▶ [Exercise input]:
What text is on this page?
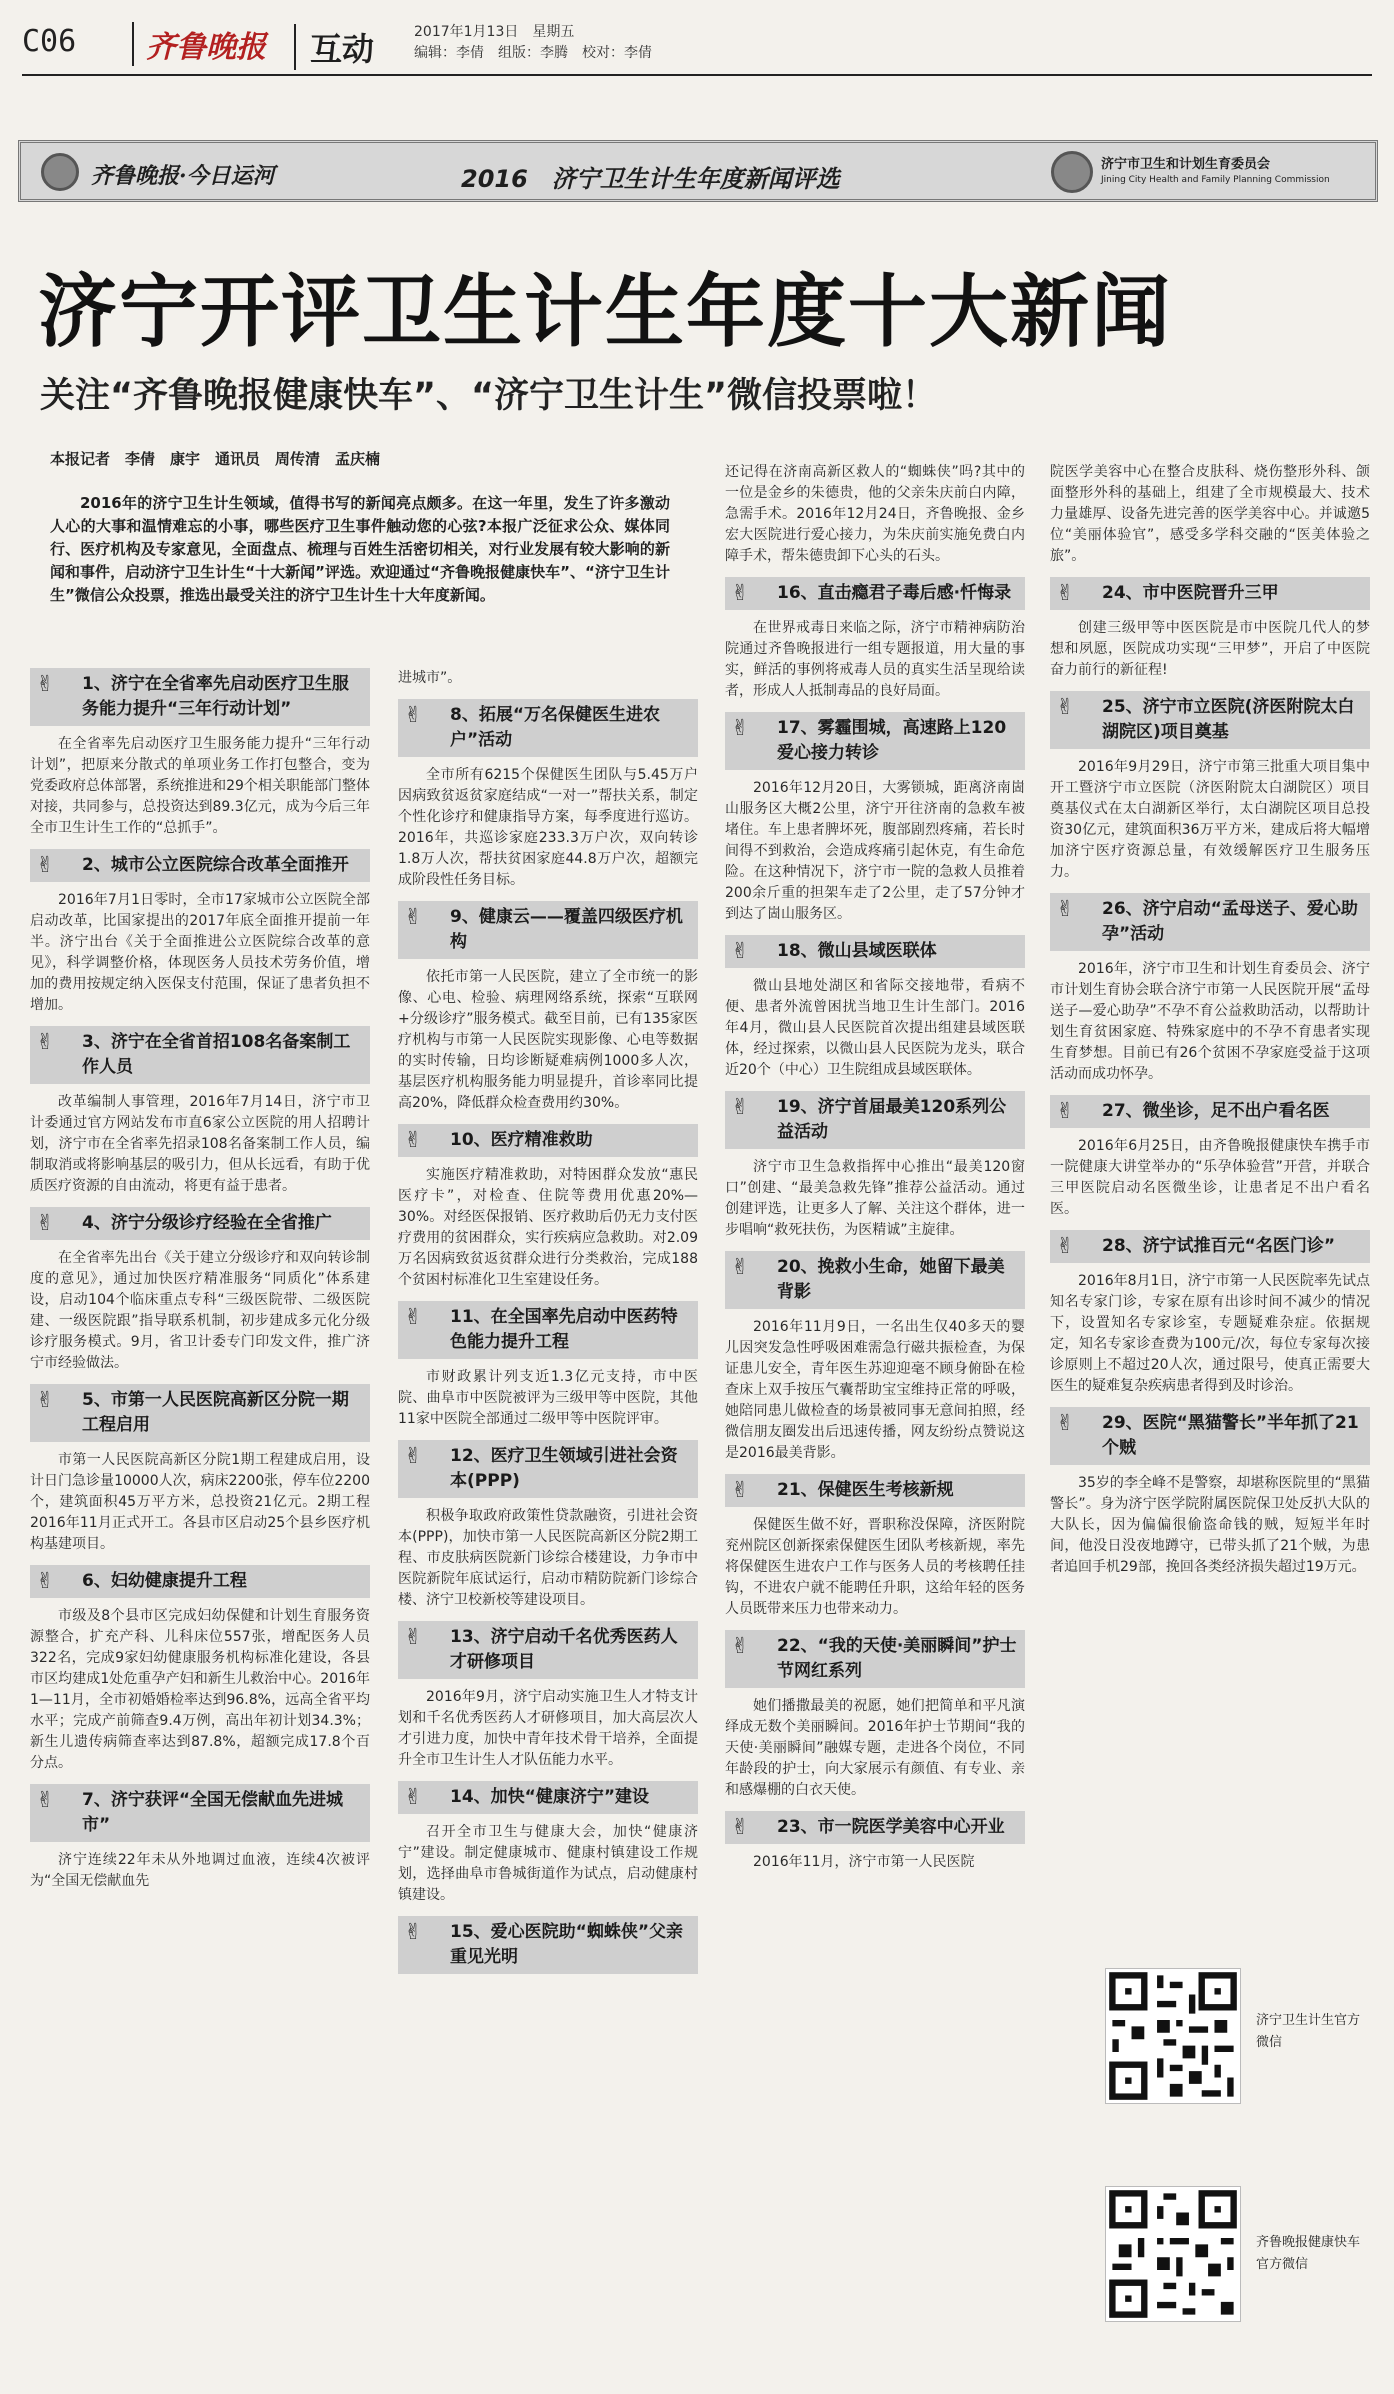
C06	齐鲁晚报	互动	2017年1月13日　星期五
编辑：李倩　组版：李腾　校对：李倩
齐鲁晚报·今日运河	2016　济宁卫生计生年度新闻评选
济宁市卫生和计划生育委员会
Jining City Health and Family Planning Commission
济宁开评卫生计生年度十大新闻
关注“齐鲁晚报健康快车”、“济宁卫生计生”微信投票啦！
本报记者　李倩　康宇　通讯员　周传清　孟庆楠

2016年的济宁卫生计生领域，值得书写的新闻亮点颇多。在这一年里，发生了许多激动人心的大事和温情难忘的小事，哪些医疗卫生事件触动您的心弦?本报广泛征求公众、媒体同行、医疗机构及专家意见，全面盘点、梳理与百姓生活密切相关，对行业发展有较大影响的新闻和事件，启动济宁卫生计生“十大新闻”评选。欢迎通过“齐鲁晚报健康快车”、“济宁卫生计生”微信公众投票，推选出最受关注的济宁卫生计生十大年度新闻。

✌	1、济宁在全省率先启动医疗卫生服务能力提升“三年行动计划”

在全省率先启动医疗卫生服务能力提升“三年行动计划”，把原来分散式的单项业务工作打包整合，变为党委政府总体部署，系统推进和29个相关职能部门整体对接，共同参与，总投资达到89.3亿元，成为今后三年全市卫生计生工作的“总抓手”。

✌	2、城市公立医院综合改革全面推开

2016年7月1日零时，全市17家城市公立医院全部启动改革，比国家提出的2017年底全面推开提前一年半。济宁出台《关于全面推进公立医院综合改革的意见》，科学调整价格，体现医务人员技术劳务价值，增加的费用按规定纳入医保支付范围，保证了患者负担不增加。

✌	3、济宁在全省首招108名备案制工作人员

改革编制人事管理，2016年7月14日，济宁市卫计委通过官方网站发布市直6家公立医院的用人招聘计划，济宁市在全省率先招录108名备案制工作人员，编制取消或将影响基层的吸引力，但从长远看，有助于优质医疗资源的自由流动，将更有益于患者。

✌	4、济宁分级诊疗经验在全省推广

在全省率先出台《关于建立分级诊疗和双向转诊制度的意见》，通过加快医疗精准服务“同质化”体系建设，启动104个临床重点专科“三级医院带、二级医院建、一级医院跟”指导联系机制，初步建成多元化分级诊疗服务模式。9月，省卫计委专门印发文件，推广济宁市经验做法。

✌	5、市第一人民医院高新区分院一期工程启用

市第一人民医院高新区分院1期工程建成启用，设计日门急诊量10000人次，病床2200张，停车位2200个，建筑面积45万平方米，总投资21亿元。2期工程2016年11月正式开工。各县市区启动25个县乡医疗机构基建项目。

✌	6、妇幼健康提升工程

市级及8个县市区完成妇幼保健和计划生育服务资源整合，扩充产科、儿科床位557张，增配医务人员322名，完成9家妇幼健康服务机构标准化建设，各县市区均建成1处危重孕产妇和新生儿救治中心。2016年1—11月，全市初婚婚检率达到96.8%，远高全省平均水平；完成产前筛查9.4万例，高出年初计划34.3%；新生儿遗传病筛查率达到87.8%，超额完成17.8个百分点。

✌	7、济宁获评“全国无偿献血先进城市”

济宁连续22年未从外地调过血液，连续4次被评为“全国无偿献血先

进城市”。

✌	8、拓展“万名保健医生进农户”活动

全市所有6215个保健医生团队与5.45万户因病致贫返贫家庭结成“一对一”帮扶关系，制定个性化诊疗和健康指导方案，每季度进行巡访。2016年，共巡诊家庭233.3万户次，双向转诊1.8万人次，帮扶贫困家庭44.8万户次，超额完成阶段性任务目标。

✌	9、健康云——覆盖四级医疗机构

依托市第一人民医院，建立了全市统一的影像、心电、检验、病理网络系统，探索“互联网+分级诊疗”服务模式。截至目前，已有135家医疗机构与市第一人民医院实现影像、心电等数据的实时传输，日均诊断疑难病例1000多人次，基层医疗机构服务能力明显提升，首诊率同比提高20%，降低群众检查费用约30%。

✌	10、医疗精准救助

实施医疗精准救助，对特困群众发放“惠民医疗卡”，对检查、住院等费用优惠20%—30%。对经医保报销、医疗救助后仍无力支付医疗费用的贫困群众，实行疾病应急救助。对2.09万名因病致贫返贫群众进行分类救治，完成188个贫困村标准化卫生室建设任务。

✌	11、在全国率先启动中医药特色能力提升工程

市财政累计列支近1.3亿元支持，市中医院、曲阜市中医院被评为三级甲等中医院，其他11家中医院全部通过二级甲等中医院评审。

✌	12、医疗卫生领域引进社会资本(PPP)

积极争取政府政策性贷款融资，引进社会资本(PPP)，加快市第一人民医院高新区分院2期工程、市皮肤病医院新门诊综合楼建设，力争市中医院新院年底试运行，启动市精防院新门诊综合楼、济宁卫校新校等建设项目。

✌	13、济宁启动千名优秀医药人才研修项目

2016年9月，济宁启动实施卫生人才特支计划和千名优秀医药人才研修项目，加大高层次人才引进力度，加快中青年技术骨干培养，全面提升全市卫生计生人才队伍能力水平。

✌	14、加快“健康济宁”建设

召开全市卫生与健康大会，加快“健康济宁”建设。制定健康城市、健康村镇建设工作规划，选择曲阜市鲁城街道作为试点，启动健康村镇建设。

✌	15、爱心医院助“蜘蛛侠”父亲重见光明

还记得在济南高新区救人的“蜘蛛侠”吗?其中的一位是金乡的朱德贵，他的父亲朱庆前白内障，急需手术。2016年12月24日，齐鲁晚报、金乡宏大医院进行爱心接力，为朱庆前实施免费白内障手术，帮朱德贵卸下心头的石头。

✌	16、直击瘾君子毒后感·忏悔录

在世界戒毒日来临之际，济宁市精神病防治院通过齐鲁晚报进行一组专题报道，用大量的事实，鲜活的事例将戒毒人员的真实生活呈现给读者，形成人人抵制毒品的良好局面。

✌	17、雾霾围城，高速路上120爱心接力转诊

2016年12月20日，大雾锁城，距离济南崮山服务区大概2公里，济宁开往济南的急救车被堵住。车上患者脾坏死，腹部剧烈疼痛，若长时间得不到救治，会造成疼痛引起休克，有生命危险。在这种情况下，济宁市一院的急救人员推着200余斤重的担架车走了2公里，走了57分钟才到达了崮山服务区。

✌	18、微山县域医联体

微山县地处湖区和省际交接地带，看病不便、患者外流曾困扰当地卫生计生部门。2016年4月，微山县人民医院首次提出组建县域医联体，经过探索，以微山县人民医院为龙头，联合近20个（中心）卫生院组成县域医联体。

✌	19、济宁首届最美120系列公益活动

济宁市卫生急救指挥中心推出“最美120窗口”创建、“最美急救先锋”推荐公益活动。通过创建评选，让更多人了解、关注这个群体，进一步唱响“救死扶伤，为医精诚”主旋律。

✌	20、挽救小生命，她留下最美背影

2016年11月9日，一名出生仅40多天的婴儿因突发急性呼吸困难需急行磁共振检查，为保证患儿安全，青年医生苏迎迎毫不顾身俯卧在检查床上双手按压气囊帮助宝宝维持正常的呼吸，她陪同患儿做检查的场景被同事无意间拍照，经微信朋友圈发出后迅速传播，网友纷纷点赞说这是2016最美背影。

✌	21、保健医生考核新规

保健医生做不好，晋职称没保障，济医附院兖州院区创新探索保健医生团队考核新规，率先将保健医生进农户工作与医务人员的考核聘任挂钩，不进农户就不能聘任升职，这给年轻的医务人员既带来压力也带来动力。

✌	22、“我的天使·美丽瞬间”护士节网红系列

她们播撒最美的祝愿，她们把简单和平凡演绎成无数个美丽瞬间。2016年护士节期间“我的天使·美丽瞬间”融媒专题，走进各个岗位，不同年龄段的护士，向大家展示有颜值、有专业、亲和感爆棚的白衣天使。

✌	23、市一院医学美容中心开业

2016年11月，济宁市第一人民医院

院医学美容中心在整合皮肤科、烧伤整形外科、颌面整形外科的基础上，组建了全市规模最大、技术力量雄厚、设备先进完善的医学美容中心。并诚邀5位“美丽体验官”，感受多学科交融的“医美体验之旅”。

✌	24、市中医院晋升三甲

创建三级甲等中医医院是市中医院几代人的梦想和夙愿，医院成功实现“三甲梦”，开启了中医院奋力前行的新征程!

✌	25、济宁市立医院(济医附院太白湖院区)项目奠基

2016年9月29日，济宁市第三批重大项目集中开工暨济宁市立医院（济医附院太白湖院区）项目奠基仪式在太白湖新区举行，太白湖院区项目总投资30亿元，建筑面积36万平方米，建成后将大幅增加济宁医疗资源总量，有效缓解医疗卫生服务压力。

✌	26、济宁启动“孟母送子、爱心助孕”活动

2016年，济宁市卫生和计划生育委员会、济宁市计划生育协会联合济宁市第一人民医院开展“孟母送子—爱心助孕”不孕不育公益救助活动，以帮助计划生育贫困家庭、特殊家庭中的不孕不育患者实现生育梦想。目前已有26个贫困不孕家庭受益于这项活动而成功怀孕。

✌	27、微坐诊，足不出户看名医

2016年6月25日，由齐鲁晚报健康快车携手市一院健康大讲堂举办的“乐孕体验营”开营，并联合三甲医院启动名医微坐诊，让患者足不出户看名医。

✌	28、济宁试推百元“名医门诊”

2016年8月1日，济宁市第一人民医院率先试点知名专家门诊，专家在原有出诊时间不减少的情况下，设置知名专家诊室，专题疑难杂症。依据规定，知名专家诊查费为100元/次，每位专家每次接诊原则上不超过20人次，通过限号，使真正需要大医生的疑难复杂疾病患者得到及时诊治。

✌	29、医院“黑猫警长”半年抓了21个贼

35岁的李全峰不是警察，却堪称医院里的“黑猫警长”。身为济宁医学院附属医院保卫处反扒大队的大队长，因为偏偏很偷盗命钱的贼，短短半年时间，他没日没夜地蹲守，已带头抓了21个贼，为患者追回手机29部，挽回各类经济损失超过19万元。

济宁卫生计生官方微信
齐鲁晚报健康快车官方微信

▶ [What this task involves]:
Which lines contain "济医附院太白湖院区"? Show each of them.

▶ [Answer]:
✌	25、济宁市立医院(济医附院太白湖院区)项目奠基
2016年9月29日，济宁市第三批重大项目集中开工暨济宁市立医院（济医附院太白湖院区）项目奠基仪式在太白湖新区举行，太白湖院区项目总投资30亿元，建筑面积36万平方米，建成后将大幅增加济宁医疗资源总量，有效缓解医疗卫生服务压力。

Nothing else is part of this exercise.